#### [INFORMATION PROVIDED]
⁂
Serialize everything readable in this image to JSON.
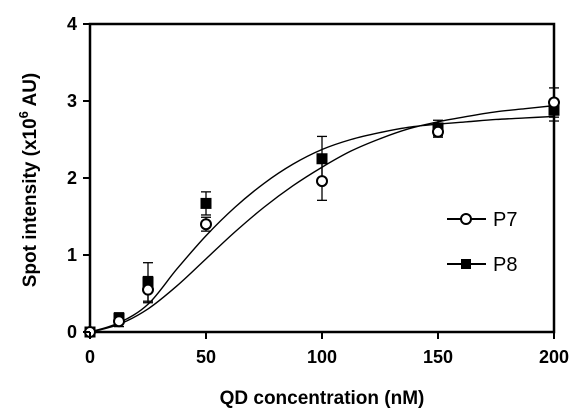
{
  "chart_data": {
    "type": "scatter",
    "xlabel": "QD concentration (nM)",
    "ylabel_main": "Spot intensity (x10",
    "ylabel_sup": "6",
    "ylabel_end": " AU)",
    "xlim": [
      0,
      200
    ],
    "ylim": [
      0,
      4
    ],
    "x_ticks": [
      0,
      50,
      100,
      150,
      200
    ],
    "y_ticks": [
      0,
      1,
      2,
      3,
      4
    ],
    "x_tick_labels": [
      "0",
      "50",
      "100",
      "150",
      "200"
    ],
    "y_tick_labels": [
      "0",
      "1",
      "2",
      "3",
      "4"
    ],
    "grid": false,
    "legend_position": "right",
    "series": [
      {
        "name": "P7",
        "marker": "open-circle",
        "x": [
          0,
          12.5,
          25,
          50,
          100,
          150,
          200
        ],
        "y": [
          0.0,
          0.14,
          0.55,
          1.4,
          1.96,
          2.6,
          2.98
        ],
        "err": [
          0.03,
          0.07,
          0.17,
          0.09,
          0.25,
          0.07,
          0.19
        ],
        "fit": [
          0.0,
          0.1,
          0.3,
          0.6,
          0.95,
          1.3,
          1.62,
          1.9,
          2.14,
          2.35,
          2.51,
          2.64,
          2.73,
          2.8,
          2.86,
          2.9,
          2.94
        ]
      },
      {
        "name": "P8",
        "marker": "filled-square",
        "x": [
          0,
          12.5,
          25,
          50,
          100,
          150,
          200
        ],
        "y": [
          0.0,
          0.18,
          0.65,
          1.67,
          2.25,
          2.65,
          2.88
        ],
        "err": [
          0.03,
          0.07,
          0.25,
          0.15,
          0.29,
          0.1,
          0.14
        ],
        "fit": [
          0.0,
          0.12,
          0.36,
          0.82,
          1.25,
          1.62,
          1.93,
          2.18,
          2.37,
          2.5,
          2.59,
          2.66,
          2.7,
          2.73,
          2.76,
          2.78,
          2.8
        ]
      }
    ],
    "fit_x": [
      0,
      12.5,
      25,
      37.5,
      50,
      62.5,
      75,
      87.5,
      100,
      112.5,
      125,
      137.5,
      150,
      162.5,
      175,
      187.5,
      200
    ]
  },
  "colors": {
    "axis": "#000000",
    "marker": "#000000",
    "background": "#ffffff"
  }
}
⁂
#### [THE PROBLEM]
In the records shown above, how many lines include the word "marker"? Answer with the number only.

#### [TASK OUTPUT]
3